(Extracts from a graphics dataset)
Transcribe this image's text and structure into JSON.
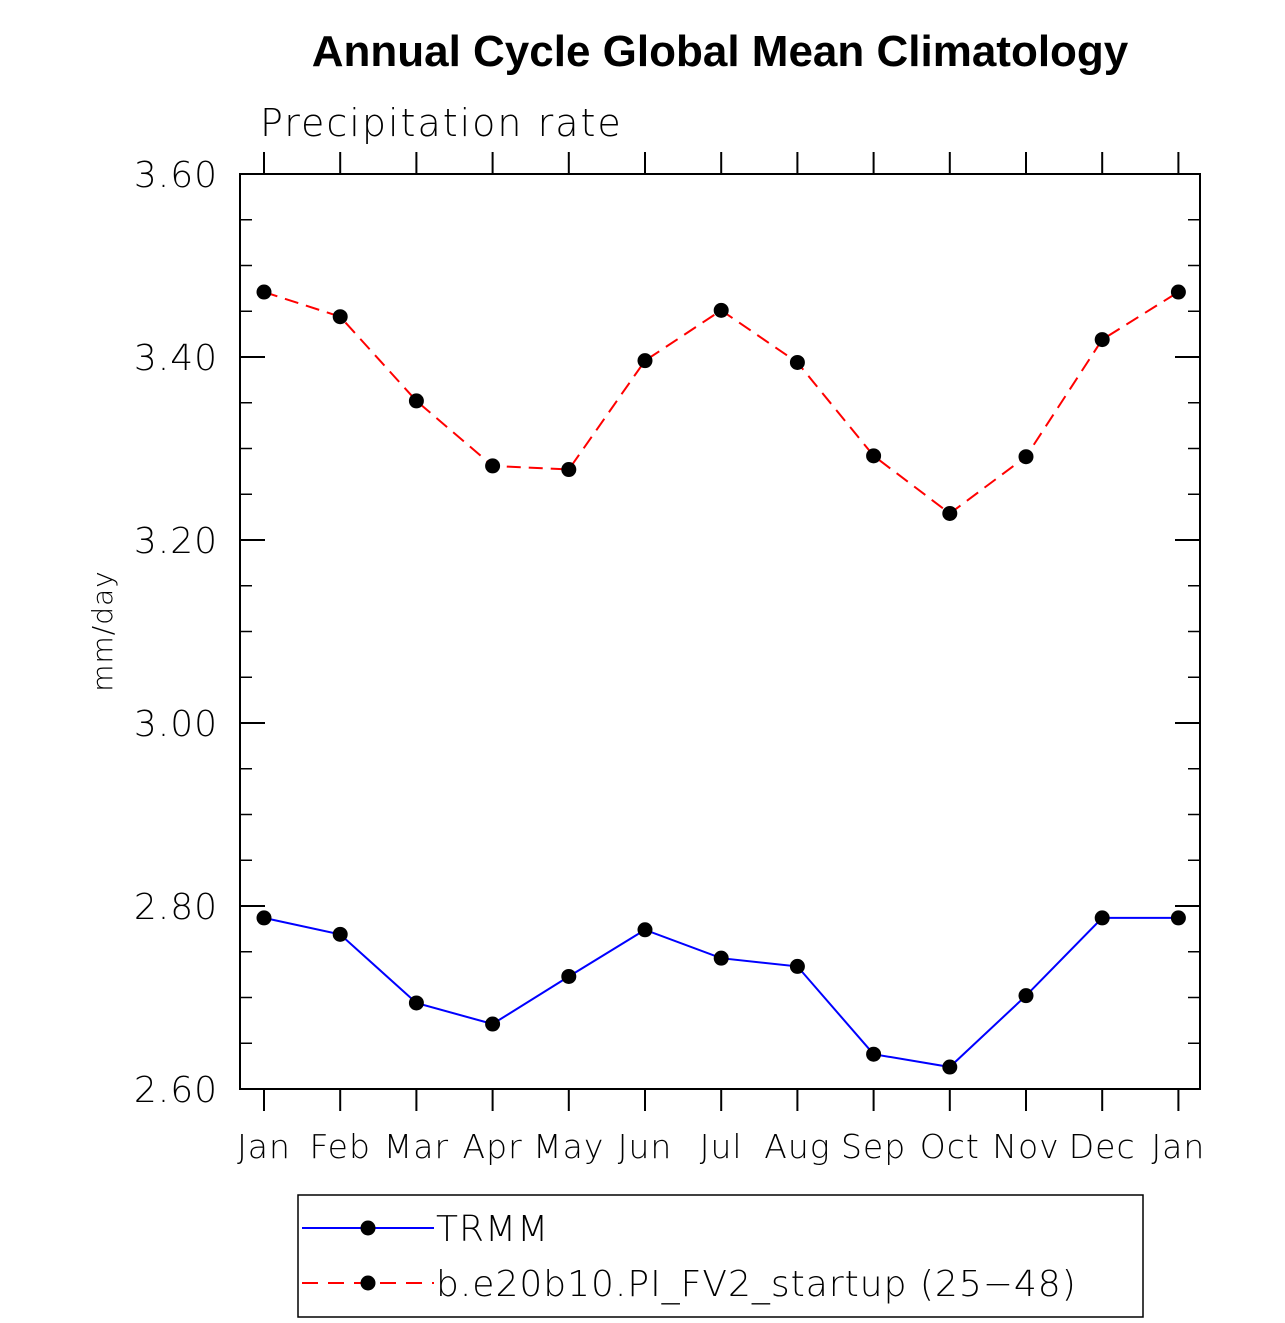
{
  "chart_data": {
    "type": "line",
    "title": "Annual Cycle Global Mean Climatology",
    "subtitle": "Precipitation rate",
    "xlabel": "",
    "ylabel": "mm/day",
    "categories": [
      "Jan",
      "Feb",
      "Mar",
      "Apr",
      "May",
      "Jun",
      "Jul",
      "Aug",
      "Sep",
      "Oct",
      "Nov",
      "Dec",
      "Jan"
    ],
    "ylim": [
      2.6,
      3.6
    ],
    "yticks": [
      "2.60",
      "2.80",
      "3.00",
      "3.20",
      "3.40",
      "3.60"
    ],
    "grid": false,
    "legend_position": "bottom",
    "series": [
      {
        "name": "TRMM",
        "color": "#0000ff",
        "dash": "solid",
        "marker": "filled-circle",
        "values": [
          2.787,
          2.769,
          2.694,
          2.671,
          2.723,
          2.774,
          2.743,
          2.734,
          2.638,
          2.624,
          2.702,
          2.787,
          2.787
        ]
      },
      {
        "name": "b.e20b10.PI_FV2_startup (25−48)",
        "color": "#ff0000",
        "dash": "dashed",
        "marker": "filled-circle",
        "values": [
          3.471,
          3.444,
          3.352,
          3.281,
          3.277,
          3.396,
          3.451,
          3.394,
          3.292,
          3.229,
          3.291,
          3.419,
          3.471
        ]
      }
    ]
  }
}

> _The request_: Pick out the lines containing the word "name" and show them.

> _The reply_:
        "name": "TRMM",
        "name": "b.e20b10.PI_FV2_startup (25−48)",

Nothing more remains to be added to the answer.